[THE EXERCISE] Tell how many lines in these records contain the string "Titolo", with only the number as the reply.

[GIVEN RECORDS]

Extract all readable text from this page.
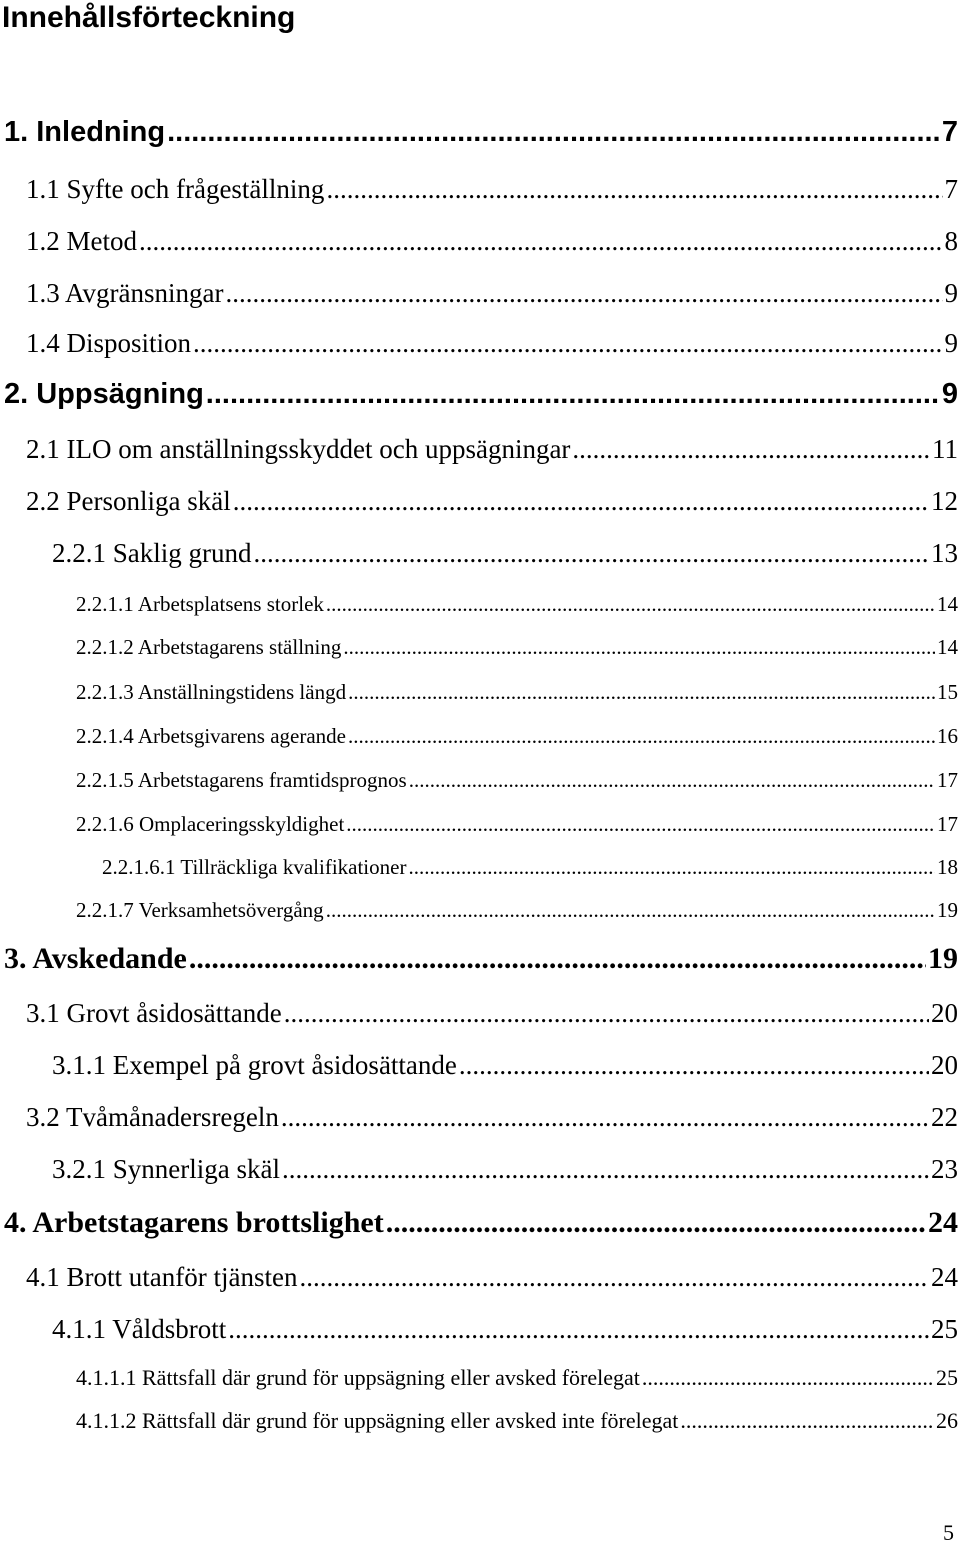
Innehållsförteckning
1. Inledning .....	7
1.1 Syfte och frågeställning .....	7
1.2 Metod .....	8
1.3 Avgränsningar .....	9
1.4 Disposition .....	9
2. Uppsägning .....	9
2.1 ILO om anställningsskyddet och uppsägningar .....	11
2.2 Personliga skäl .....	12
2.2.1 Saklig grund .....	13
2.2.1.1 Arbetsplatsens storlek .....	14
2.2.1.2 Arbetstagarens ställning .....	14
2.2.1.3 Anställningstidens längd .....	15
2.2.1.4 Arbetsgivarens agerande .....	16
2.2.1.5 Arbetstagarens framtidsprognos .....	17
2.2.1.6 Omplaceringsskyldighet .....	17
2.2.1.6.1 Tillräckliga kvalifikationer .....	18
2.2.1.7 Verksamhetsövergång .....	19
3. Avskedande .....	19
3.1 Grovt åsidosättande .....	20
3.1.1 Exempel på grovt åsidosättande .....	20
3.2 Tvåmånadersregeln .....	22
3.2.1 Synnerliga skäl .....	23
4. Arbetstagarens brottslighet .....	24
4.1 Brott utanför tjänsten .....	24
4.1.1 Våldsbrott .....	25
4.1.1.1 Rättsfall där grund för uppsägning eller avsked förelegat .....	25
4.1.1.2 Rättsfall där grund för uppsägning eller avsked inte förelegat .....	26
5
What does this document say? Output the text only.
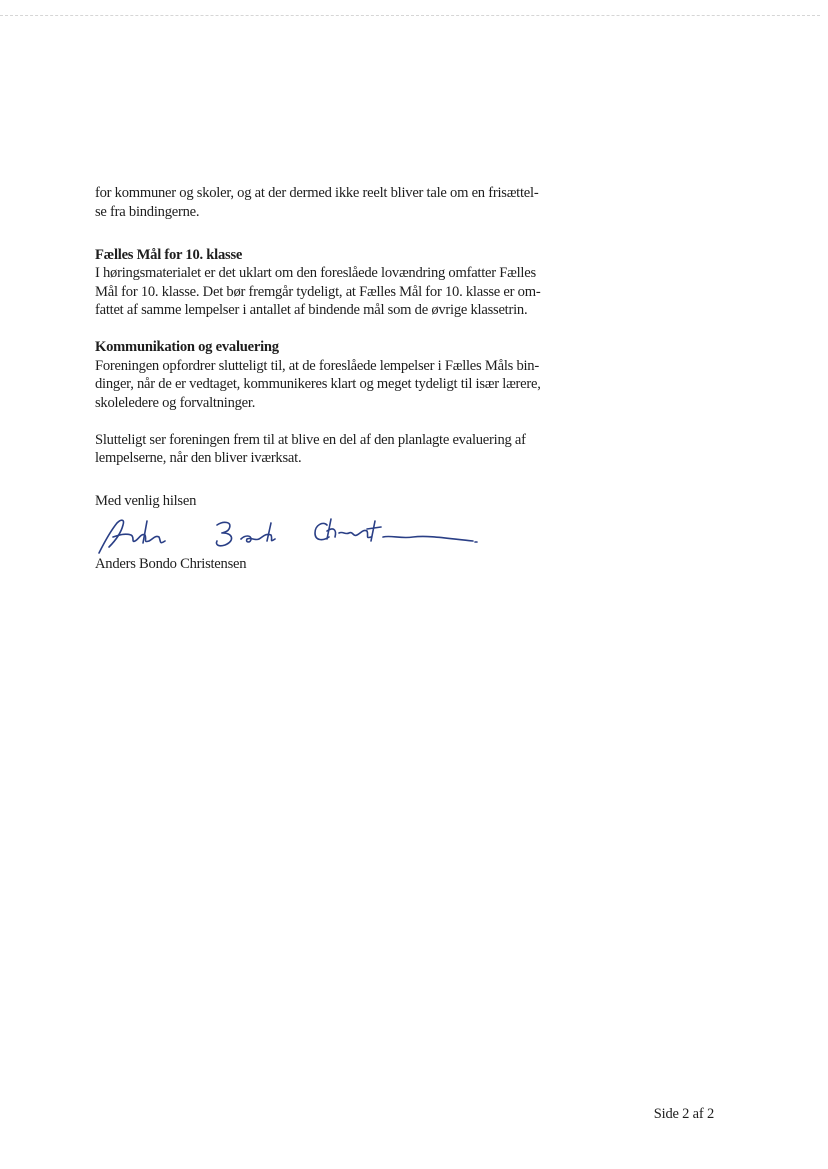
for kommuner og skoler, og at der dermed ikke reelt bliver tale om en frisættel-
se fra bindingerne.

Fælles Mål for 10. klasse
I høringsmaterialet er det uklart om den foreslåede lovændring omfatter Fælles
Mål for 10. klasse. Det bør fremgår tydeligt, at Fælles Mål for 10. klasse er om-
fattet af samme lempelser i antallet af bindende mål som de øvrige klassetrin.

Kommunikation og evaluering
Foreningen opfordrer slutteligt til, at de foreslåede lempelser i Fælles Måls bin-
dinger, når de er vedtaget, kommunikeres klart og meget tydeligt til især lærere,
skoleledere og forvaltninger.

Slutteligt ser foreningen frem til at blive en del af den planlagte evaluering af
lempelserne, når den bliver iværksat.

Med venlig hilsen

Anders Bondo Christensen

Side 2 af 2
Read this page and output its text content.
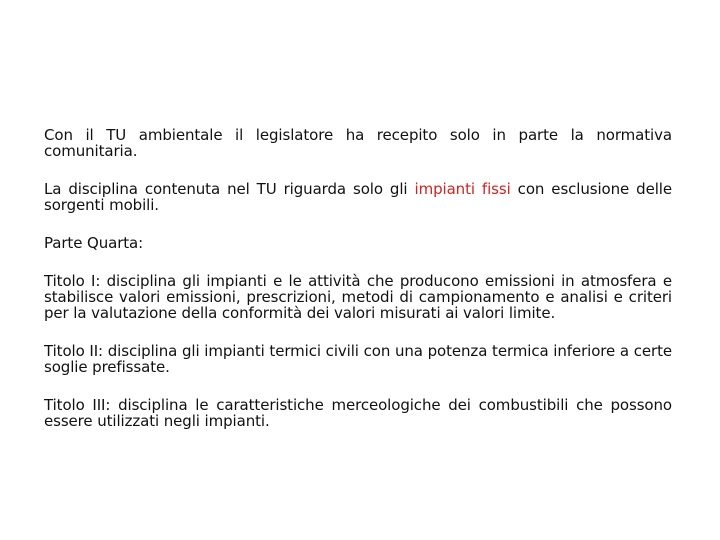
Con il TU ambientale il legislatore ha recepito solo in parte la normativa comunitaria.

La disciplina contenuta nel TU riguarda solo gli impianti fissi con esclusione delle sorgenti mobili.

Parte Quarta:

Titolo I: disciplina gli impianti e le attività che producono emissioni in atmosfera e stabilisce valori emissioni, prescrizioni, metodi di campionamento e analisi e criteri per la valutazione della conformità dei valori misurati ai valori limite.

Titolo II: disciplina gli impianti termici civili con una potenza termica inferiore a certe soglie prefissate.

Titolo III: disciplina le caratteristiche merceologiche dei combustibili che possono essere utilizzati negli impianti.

[FINAL ANSWER] 3